## [What you need to do]
Look through the lines below and extract any with the word "this".
* BEGIN *
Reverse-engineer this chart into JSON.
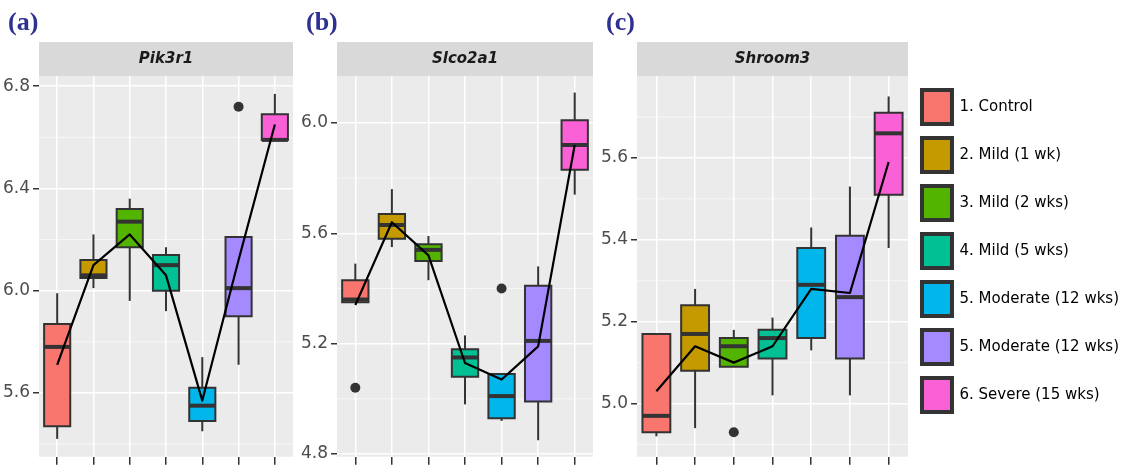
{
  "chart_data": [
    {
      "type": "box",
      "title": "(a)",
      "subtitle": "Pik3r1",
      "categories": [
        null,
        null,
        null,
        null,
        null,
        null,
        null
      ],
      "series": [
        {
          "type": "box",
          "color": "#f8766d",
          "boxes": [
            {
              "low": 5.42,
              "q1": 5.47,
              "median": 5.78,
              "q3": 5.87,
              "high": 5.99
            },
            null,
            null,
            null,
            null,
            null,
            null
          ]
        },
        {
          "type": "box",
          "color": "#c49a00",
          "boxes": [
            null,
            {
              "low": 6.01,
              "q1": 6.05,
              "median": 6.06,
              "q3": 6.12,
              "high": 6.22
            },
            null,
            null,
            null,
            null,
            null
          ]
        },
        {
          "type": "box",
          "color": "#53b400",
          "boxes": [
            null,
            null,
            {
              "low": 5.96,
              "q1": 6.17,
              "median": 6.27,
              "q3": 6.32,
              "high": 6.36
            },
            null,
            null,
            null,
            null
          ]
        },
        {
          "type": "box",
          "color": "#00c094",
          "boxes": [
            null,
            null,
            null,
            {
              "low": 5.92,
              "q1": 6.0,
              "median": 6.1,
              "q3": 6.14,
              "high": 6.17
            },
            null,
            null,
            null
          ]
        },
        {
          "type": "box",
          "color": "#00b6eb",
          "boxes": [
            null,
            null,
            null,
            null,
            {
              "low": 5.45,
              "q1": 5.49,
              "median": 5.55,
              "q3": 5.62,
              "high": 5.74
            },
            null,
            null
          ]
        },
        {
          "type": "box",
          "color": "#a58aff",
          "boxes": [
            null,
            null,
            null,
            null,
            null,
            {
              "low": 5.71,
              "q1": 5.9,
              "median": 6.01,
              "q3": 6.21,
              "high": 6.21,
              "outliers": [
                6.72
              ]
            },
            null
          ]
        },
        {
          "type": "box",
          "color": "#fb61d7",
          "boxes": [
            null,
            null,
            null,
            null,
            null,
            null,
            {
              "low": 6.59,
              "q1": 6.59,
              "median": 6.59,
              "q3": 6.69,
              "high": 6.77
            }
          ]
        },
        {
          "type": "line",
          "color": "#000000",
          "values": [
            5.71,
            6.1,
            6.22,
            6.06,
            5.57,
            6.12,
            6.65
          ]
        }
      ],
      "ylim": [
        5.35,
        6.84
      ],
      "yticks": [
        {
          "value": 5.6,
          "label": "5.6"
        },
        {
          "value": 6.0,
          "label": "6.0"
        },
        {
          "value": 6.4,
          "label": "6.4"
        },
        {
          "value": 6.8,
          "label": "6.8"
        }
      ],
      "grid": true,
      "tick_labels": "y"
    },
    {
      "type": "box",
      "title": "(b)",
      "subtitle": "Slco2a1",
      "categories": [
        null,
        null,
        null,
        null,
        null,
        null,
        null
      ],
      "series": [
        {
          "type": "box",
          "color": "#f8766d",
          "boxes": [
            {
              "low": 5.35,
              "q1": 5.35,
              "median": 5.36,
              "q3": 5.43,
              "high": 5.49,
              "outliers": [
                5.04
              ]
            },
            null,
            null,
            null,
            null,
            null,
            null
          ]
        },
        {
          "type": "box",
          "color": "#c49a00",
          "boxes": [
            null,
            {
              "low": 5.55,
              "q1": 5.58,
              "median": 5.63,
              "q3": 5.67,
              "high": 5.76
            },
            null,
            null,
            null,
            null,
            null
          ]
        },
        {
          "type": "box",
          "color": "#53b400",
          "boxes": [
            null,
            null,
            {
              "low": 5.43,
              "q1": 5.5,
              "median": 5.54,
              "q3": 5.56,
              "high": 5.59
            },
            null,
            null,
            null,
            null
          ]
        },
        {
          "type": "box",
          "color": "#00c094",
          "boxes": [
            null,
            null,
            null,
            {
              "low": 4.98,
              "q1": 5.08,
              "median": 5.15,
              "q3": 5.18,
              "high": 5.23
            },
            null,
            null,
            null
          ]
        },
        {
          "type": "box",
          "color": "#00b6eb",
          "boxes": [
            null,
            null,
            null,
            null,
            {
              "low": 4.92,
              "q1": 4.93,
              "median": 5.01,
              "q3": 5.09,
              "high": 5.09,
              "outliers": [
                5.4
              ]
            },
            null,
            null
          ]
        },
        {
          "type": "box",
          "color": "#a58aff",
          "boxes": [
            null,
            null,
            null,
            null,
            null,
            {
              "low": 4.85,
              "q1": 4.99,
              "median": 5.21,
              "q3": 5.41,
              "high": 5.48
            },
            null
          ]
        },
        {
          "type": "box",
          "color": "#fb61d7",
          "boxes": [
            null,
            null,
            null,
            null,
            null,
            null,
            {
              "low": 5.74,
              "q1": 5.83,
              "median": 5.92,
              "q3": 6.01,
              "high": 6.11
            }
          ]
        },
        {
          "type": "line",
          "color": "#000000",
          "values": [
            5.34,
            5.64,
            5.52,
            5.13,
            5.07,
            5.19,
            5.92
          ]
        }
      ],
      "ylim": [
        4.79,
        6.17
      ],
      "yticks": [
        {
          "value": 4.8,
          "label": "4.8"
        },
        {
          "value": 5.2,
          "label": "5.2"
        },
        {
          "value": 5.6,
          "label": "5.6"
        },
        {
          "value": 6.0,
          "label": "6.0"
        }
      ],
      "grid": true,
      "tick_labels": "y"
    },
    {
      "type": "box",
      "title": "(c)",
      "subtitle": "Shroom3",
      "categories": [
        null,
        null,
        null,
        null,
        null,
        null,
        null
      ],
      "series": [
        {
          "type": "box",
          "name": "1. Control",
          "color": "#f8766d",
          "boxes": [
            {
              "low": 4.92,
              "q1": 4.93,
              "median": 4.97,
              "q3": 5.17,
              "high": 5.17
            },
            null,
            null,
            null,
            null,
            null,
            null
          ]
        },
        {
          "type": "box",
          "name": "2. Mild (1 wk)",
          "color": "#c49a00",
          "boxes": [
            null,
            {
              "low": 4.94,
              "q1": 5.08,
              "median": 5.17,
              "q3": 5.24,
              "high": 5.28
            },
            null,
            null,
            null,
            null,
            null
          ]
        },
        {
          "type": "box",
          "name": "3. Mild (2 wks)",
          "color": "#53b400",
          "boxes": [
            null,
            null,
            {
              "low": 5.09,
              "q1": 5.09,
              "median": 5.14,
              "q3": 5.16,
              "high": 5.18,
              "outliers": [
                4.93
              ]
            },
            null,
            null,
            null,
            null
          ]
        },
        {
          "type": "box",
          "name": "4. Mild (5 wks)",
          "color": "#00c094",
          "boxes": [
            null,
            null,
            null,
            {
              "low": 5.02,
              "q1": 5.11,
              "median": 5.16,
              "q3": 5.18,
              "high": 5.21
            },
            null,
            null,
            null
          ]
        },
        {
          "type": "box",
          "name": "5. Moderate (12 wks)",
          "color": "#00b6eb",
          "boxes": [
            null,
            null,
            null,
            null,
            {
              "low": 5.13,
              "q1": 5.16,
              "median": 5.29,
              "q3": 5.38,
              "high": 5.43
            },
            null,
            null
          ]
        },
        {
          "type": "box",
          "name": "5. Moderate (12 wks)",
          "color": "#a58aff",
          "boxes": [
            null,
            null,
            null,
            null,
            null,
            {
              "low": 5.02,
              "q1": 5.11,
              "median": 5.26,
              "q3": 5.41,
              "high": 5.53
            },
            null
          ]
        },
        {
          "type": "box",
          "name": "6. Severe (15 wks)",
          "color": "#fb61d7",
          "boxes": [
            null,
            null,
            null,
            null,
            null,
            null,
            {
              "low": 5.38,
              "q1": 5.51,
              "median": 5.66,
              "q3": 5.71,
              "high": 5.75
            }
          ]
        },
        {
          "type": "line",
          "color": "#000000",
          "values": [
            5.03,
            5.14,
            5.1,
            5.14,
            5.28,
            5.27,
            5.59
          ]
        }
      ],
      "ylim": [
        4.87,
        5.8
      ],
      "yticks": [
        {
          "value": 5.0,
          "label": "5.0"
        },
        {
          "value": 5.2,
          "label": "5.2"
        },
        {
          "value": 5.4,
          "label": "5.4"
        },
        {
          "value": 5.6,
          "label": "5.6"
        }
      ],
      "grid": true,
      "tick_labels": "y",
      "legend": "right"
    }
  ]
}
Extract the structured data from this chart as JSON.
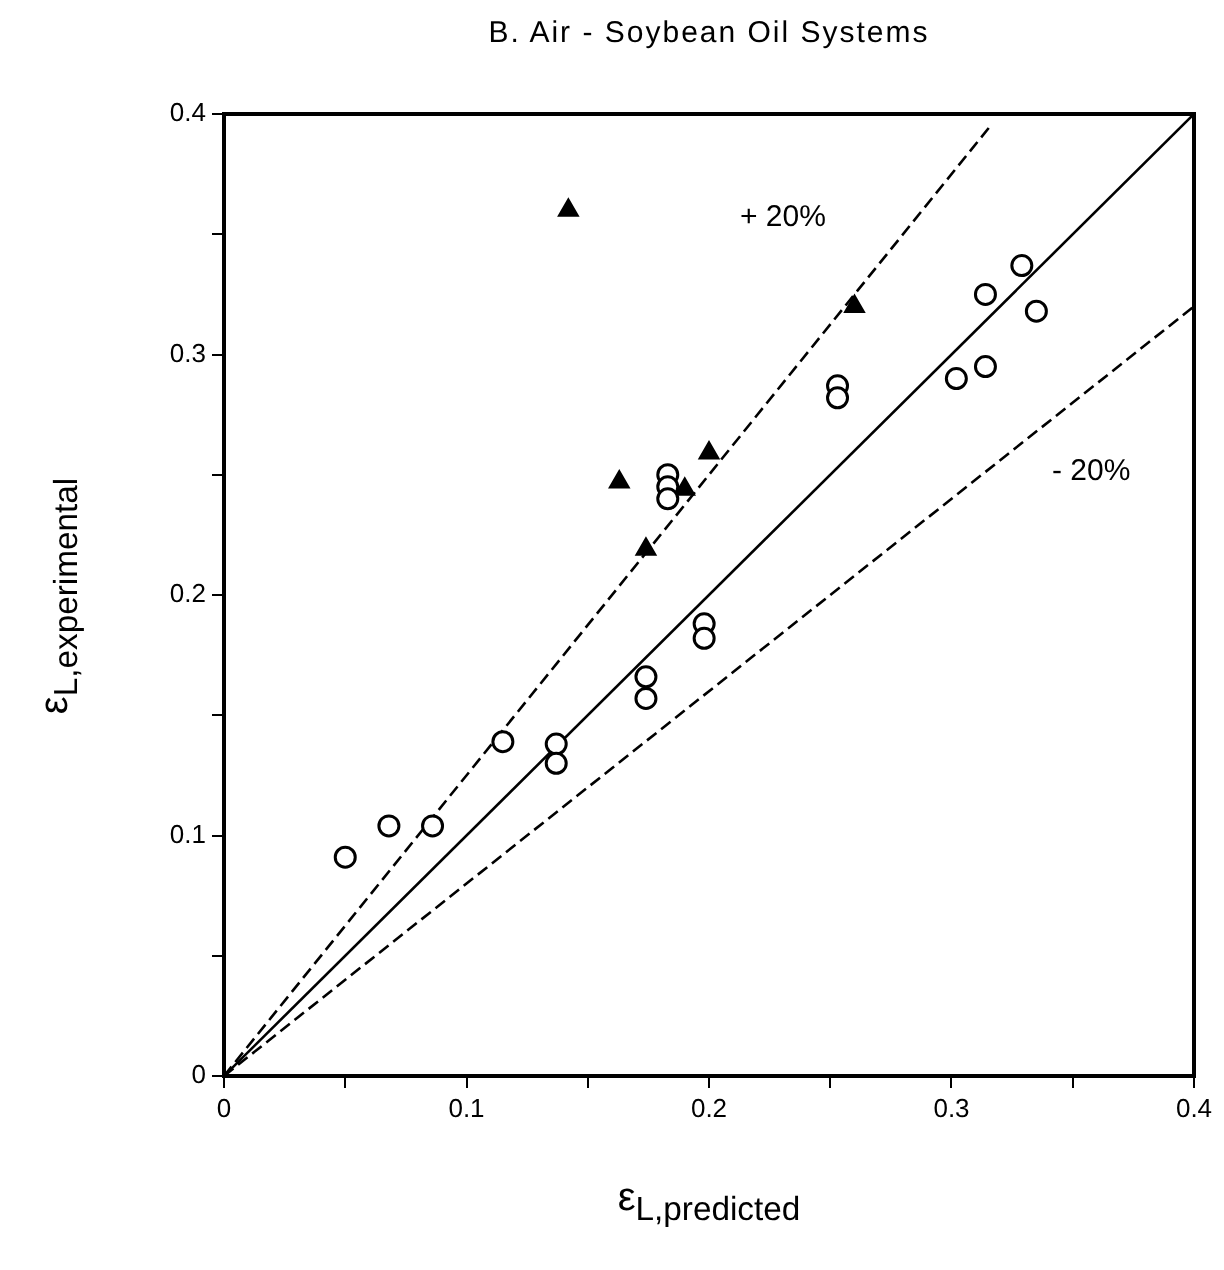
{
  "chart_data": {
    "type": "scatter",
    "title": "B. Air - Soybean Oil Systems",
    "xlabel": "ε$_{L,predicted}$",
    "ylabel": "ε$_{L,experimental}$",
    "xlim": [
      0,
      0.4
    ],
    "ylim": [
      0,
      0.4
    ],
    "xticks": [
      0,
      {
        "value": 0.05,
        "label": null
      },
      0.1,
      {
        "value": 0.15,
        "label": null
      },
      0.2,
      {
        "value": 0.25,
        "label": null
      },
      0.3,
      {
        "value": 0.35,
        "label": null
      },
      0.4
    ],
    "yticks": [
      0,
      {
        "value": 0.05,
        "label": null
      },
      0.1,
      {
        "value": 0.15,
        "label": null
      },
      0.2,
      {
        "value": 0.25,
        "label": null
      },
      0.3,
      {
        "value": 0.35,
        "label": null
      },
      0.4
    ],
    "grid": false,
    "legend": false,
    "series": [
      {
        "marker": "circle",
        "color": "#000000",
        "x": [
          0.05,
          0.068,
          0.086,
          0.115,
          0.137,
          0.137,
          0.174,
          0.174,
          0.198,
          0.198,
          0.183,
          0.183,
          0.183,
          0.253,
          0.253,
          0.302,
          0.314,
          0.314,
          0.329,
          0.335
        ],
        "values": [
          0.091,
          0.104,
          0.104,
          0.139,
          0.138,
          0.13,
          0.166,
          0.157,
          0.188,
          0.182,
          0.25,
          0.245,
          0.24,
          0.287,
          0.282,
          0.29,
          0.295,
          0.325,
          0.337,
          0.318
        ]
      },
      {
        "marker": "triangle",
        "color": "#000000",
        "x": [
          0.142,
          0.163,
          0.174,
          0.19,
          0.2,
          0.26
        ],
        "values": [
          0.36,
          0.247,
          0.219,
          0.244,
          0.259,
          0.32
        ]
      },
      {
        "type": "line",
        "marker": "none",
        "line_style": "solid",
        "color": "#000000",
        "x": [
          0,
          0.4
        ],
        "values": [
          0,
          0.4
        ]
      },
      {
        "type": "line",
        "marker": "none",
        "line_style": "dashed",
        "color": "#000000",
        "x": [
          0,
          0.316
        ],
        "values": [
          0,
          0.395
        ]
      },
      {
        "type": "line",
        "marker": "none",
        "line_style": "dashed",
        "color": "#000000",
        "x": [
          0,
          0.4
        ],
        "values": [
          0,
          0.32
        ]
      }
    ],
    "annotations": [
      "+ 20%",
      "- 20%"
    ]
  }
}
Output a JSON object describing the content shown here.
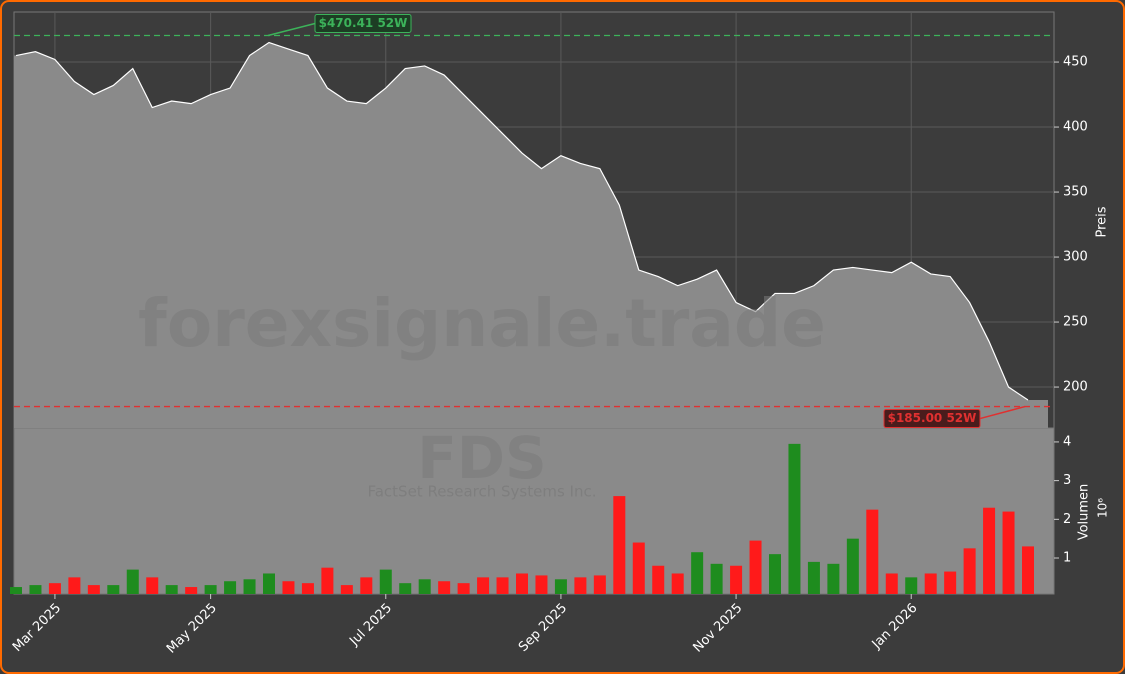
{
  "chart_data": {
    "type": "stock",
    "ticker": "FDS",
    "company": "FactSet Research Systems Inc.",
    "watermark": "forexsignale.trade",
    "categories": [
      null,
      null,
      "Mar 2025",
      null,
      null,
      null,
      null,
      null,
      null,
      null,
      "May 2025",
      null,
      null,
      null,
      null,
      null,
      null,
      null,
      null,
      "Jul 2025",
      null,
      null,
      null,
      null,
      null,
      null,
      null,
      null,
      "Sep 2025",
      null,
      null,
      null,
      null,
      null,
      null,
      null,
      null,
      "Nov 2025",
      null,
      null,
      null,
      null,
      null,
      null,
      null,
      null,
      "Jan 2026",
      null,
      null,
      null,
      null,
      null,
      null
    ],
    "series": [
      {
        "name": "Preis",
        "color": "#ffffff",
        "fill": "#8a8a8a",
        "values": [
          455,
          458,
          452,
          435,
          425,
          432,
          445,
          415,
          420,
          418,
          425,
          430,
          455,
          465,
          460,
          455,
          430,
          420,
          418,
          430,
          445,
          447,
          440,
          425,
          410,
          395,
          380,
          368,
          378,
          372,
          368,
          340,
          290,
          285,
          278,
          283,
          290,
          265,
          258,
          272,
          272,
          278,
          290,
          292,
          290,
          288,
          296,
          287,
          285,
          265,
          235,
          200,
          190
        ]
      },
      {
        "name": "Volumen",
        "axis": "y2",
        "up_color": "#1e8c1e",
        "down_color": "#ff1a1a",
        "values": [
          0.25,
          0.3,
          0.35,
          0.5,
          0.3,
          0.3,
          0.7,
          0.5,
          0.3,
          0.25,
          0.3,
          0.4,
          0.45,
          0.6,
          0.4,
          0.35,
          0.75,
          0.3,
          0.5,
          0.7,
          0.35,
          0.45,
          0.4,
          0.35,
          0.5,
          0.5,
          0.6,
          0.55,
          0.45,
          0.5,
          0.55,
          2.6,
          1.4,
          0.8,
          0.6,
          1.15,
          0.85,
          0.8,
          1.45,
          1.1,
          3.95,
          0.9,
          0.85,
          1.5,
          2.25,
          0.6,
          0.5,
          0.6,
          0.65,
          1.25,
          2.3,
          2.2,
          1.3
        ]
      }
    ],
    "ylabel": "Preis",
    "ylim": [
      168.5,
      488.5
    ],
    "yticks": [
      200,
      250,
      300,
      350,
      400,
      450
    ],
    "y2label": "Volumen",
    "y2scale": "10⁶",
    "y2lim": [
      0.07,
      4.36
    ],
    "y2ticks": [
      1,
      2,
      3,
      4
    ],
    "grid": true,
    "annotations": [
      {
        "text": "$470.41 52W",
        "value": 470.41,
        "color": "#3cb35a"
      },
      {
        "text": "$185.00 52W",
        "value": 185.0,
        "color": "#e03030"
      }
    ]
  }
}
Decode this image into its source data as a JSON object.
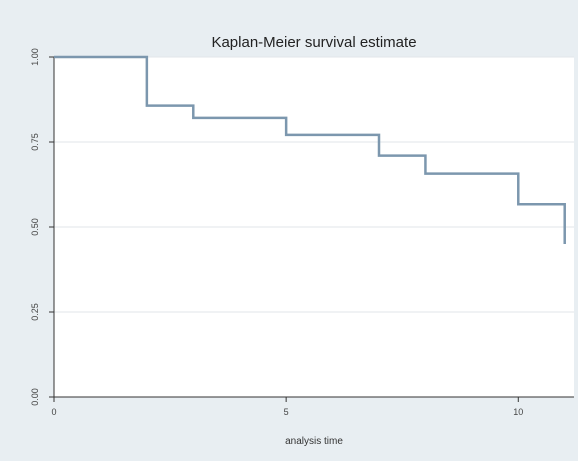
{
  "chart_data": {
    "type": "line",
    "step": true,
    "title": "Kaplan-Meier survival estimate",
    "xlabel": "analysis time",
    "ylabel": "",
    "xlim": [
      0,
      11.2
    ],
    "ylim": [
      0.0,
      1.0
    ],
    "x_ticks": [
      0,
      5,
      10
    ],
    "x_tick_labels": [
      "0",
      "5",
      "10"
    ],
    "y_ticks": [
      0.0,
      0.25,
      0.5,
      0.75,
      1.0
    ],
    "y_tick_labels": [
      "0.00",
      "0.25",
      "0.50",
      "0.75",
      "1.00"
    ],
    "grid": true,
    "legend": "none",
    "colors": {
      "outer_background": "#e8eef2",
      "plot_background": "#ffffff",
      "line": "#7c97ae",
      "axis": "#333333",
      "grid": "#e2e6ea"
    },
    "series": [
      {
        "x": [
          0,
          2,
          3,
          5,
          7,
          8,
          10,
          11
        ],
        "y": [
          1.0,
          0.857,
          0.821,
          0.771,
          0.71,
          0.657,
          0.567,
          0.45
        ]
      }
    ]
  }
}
* END *
## [Response below]
Reverse-engineer this chart into JSON.
Extract the structured data from this chart as JSON.
Decode this image into its source data as a JSON object.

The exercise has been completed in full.